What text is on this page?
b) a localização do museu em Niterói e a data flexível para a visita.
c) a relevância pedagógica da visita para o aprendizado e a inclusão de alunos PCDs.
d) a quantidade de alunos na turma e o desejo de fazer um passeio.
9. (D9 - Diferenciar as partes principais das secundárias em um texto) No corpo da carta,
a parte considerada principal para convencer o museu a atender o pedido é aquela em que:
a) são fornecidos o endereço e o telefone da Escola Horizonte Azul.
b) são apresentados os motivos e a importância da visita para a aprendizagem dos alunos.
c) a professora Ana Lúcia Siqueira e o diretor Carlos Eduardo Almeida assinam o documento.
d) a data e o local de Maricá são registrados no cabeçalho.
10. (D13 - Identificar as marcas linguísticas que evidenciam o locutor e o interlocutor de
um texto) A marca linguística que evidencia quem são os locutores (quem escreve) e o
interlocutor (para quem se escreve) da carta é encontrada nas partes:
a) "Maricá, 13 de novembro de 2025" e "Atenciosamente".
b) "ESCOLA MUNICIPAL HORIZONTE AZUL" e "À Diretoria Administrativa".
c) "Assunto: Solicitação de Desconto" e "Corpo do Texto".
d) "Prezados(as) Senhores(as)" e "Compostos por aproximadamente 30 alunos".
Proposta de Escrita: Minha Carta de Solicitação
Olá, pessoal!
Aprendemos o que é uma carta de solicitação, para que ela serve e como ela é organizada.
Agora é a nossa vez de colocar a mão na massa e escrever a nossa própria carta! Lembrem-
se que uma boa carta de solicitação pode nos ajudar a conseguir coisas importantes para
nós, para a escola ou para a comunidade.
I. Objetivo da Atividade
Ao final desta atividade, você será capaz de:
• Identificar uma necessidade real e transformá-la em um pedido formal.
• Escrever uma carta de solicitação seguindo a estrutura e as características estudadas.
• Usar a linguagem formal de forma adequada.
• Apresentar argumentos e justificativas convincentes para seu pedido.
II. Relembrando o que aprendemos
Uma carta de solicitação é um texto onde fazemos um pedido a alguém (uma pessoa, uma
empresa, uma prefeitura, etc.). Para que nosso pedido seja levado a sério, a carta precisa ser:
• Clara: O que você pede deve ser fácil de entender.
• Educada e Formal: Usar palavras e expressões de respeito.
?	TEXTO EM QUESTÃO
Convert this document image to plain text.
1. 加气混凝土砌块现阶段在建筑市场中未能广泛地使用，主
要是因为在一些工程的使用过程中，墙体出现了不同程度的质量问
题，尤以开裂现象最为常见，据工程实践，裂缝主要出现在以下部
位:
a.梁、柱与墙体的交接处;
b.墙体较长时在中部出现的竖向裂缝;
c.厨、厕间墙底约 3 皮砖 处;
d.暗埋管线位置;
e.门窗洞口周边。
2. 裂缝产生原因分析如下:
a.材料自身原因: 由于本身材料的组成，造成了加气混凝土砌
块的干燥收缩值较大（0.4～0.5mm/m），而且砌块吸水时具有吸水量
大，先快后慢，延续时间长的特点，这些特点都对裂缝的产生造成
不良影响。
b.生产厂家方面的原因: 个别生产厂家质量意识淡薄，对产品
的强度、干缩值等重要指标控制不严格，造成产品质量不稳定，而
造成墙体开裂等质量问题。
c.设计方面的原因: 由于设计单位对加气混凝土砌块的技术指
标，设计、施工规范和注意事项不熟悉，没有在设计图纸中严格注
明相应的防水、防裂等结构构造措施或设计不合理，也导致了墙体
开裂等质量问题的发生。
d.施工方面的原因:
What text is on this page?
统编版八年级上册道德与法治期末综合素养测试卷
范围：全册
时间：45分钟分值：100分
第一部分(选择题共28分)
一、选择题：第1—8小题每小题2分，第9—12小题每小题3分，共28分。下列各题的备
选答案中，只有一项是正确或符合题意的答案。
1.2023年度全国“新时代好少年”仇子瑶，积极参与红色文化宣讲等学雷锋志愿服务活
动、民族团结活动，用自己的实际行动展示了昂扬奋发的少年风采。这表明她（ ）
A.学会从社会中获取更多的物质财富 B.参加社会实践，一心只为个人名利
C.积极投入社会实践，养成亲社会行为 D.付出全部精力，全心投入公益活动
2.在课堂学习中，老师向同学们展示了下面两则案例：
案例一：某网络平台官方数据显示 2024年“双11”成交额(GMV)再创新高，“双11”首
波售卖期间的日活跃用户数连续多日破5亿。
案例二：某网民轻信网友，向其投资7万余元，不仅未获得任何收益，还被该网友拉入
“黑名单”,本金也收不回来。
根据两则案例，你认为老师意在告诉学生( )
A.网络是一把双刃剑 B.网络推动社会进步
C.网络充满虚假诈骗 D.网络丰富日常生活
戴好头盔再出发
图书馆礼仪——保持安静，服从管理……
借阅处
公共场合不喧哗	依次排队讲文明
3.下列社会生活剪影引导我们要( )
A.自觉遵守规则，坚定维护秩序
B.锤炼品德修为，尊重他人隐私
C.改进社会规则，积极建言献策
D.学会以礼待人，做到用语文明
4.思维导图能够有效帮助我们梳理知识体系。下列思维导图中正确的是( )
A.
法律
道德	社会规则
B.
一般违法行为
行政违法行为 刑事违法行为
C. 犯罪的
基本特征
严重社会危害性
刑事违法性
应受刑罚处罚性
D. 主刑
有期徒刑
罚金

○ ○ ○ ○

### WHAT IS ASKED
From the listing above, extract all records word for word.

### THE SOLUTION
What text is on this page?
b) a localização do museu em Niterói e a data flexível para a visita.
c) a relevância pedagógica da visita para o aprendizado e a inclusão de alunos PCDs.
d) a quantidade de alunos na turma e o desejo de fazer um passeio.
9. (D9 - Diferenciar as partes principais das secundárias em um texto) No corpo da carta,
a parte considerada principal para convencer o museu a atender o pedido é aquela em que:
a) são fornecidos o endereço e o telefone da Escola Horizonte Azul.
b) são apresentados os motivos e a importância da visita para a aprendizagem dos alunos.
c) a professora Ana Lúcia Siqueira e o diretor Carlos Eduardo Almeida assinam o documento.
d) a data e o local de Maricá são registrados no cabeçalho.
10. (D13 - Identificar as marcas linguísticas que evidenciam o locutor e o interlocutor de
um texto) A marca linguística que evidencia quem são os locutores (quem escreve) e o
interlocutor (para quem se escreve) da carta é encontrada nas partes:
a) "Maricá, 13 de novembro de 2025" e "Atenciosamente".
b) "ESCOLA MUNICIPAL HORIZONTE AZUL" e "À Diretoria Administrativa".
c) "Assunto: Solicitação de Desconto" e "Corpo do Texto".
d) "Prezados(as) Senhores(as)" e "Compostos por aproximadamente 30 alunos".
Proposta de Escrita: Minha Carta de Solicitação
Olá, pessoal!
Aprendemos o que é uma carta de solicitação, para que ela serve e como ela é organizada.
Agora é a nossa vez de colocar a mão na massa e escrever a nossa própria carta! Lembrem-
se que uma boa carta de solicitação pode nos ajudar a conseguir coisas importantes para
nós, para a escola ou para a comunidade.
I. Objetivo da Atividade
Ao final desta atividade, você será capaz de:
• Identificar uma necessidade real e transformá-la em um pedido formal.
• Escrever uma carta de solicitação seguindo a estrutura e as características estudadas.
• Usar a linguagem formal de forma adequada.
• Apresentar argumentos e justificativas convincentes para seu pedido.
II. Relembrando o que aprendemos
Uma carta de solicitação é um texto onde fazemos um pedido a alguém (uma pessoa, uma
empresa, uma prefeitura, etc.). Para que nosso pedido seja levado a sério, a carta precisa ser:
• Clara: O que você pede deve ser fácil de entender.
• Educada e Formal: Usar palavras e expressões de respeito.
?	TEXTO EM QUESTÃO
Convert this document image to plain text.
1. 加气混凝土砌块现阶段在建筑市场中未能广泛地使用，主
要是因为在一些工程的使用过程中，墙体出现了不同程度的质量问
题，尤以开裂现象最为常见，据工程实践，裂缝主要出现在以下部
位:
a.梁、柱与墙体的交接处;
b.墙体较长时在中部出现的竖向裂缝;
c.厨、厕间墙底约 3 皮砖 处;
d.暗埋管线位置;
e.门窗洞口周边。
2. 裂缝产生原因分析如下:
a.材料自身原因: 由于本身材料的组成，造成了加气混凝土砌
块的干燥收缩值较大（0.4～0.5mm/m），而且砌块吸水时具有吸水量
大，先快后慢，延续时间长的特点，这些特点都对裂缝的产生造成
不良影响。
b.生产厂家方面的原因: 个别生产厂家质量意识淡薄，对产品
的强度、干缩值等重要指标控制不严格，造成产品质量不稳定，而
造成墙体开裂等质量问题。
c.设计方面的原因: 由于设计单位对加气混凝土砌块的技术指
标，设计、施工规范和注意事项不熟悉，没有在设计图纸中严格注
明相应的防水、防裂等结构构造措施或设计不合理，也导致了墙体
开裂等质量问题的发生。
d.施工方面的原因:
What text is on this page?
统编版八年级上册道德与法治期末综合素养测试卷
范围：全册
时间：45分钟分值：100分
第一部分(选择题共28分)
一、选择题：第1—8小题每小题2分，第9—12小题每小题3分，共28分。下列各题的备
选答案中，只有一项是正确或符合题意的答案。
1.2023年度全国“新时代好少年”仇子瑶，积极参与红色文化宣讲等学雷锋志愿服务活
动、民族团结活动，用自己的实际行动展示了昂扬奋发的少年风采。这表明她（ ）
A.学会从社会中获取更多的物质财富 B.参加社会实践，一心只为个人名利
C.积极投入社会实践，养成亲社会行为 D.付出全部精力，全心投入公益活动
2.在课堂学习中，老师向同学们展示了下面两则案例：
案例一：某网络平台官方数据显示 2024年“双11”成交额(GMV)再创新高，“双11”首
波售卖期间的日活跃用户数连续多日破5亿。
案例二：某网民轻信网友，向其投资7万余元，不仅未获得任何收益，还被该网友拉入
“黑名单”,本金也收不回来。
根据两则案例，你认为老师意在告诉学生( )
A.网络是一把双刃剑 B.网络推动社会进步
C.网络充满虚假诈骗 D.网络丰富日常生活
戴好头盔再出发
图书馆礼仪——保持安静，服从管理……
借阅处
公共场合不喧哗	依次排队讲文明
3.下列社会生活剪影引导我们要( )
A.自觉遵守规则，坚定维护秩序
B.锤炼品德修为，尊重他人隐私
C.改进社会规则，积极建言献策
D.学会以礼待人，做到用语文明
4.思维导图能够有效帮助我们梳理知识体系。下列思维导图中正确的是( )
A.
法律
道德	社会规则
B.
一般违法行为
行政违法行为 刑事违法行为
C. 犯罪的
基本特征
严重社会危害性
刑事违法性
应受刑罚处罚性
D. 主刑
有期徒刑
罚金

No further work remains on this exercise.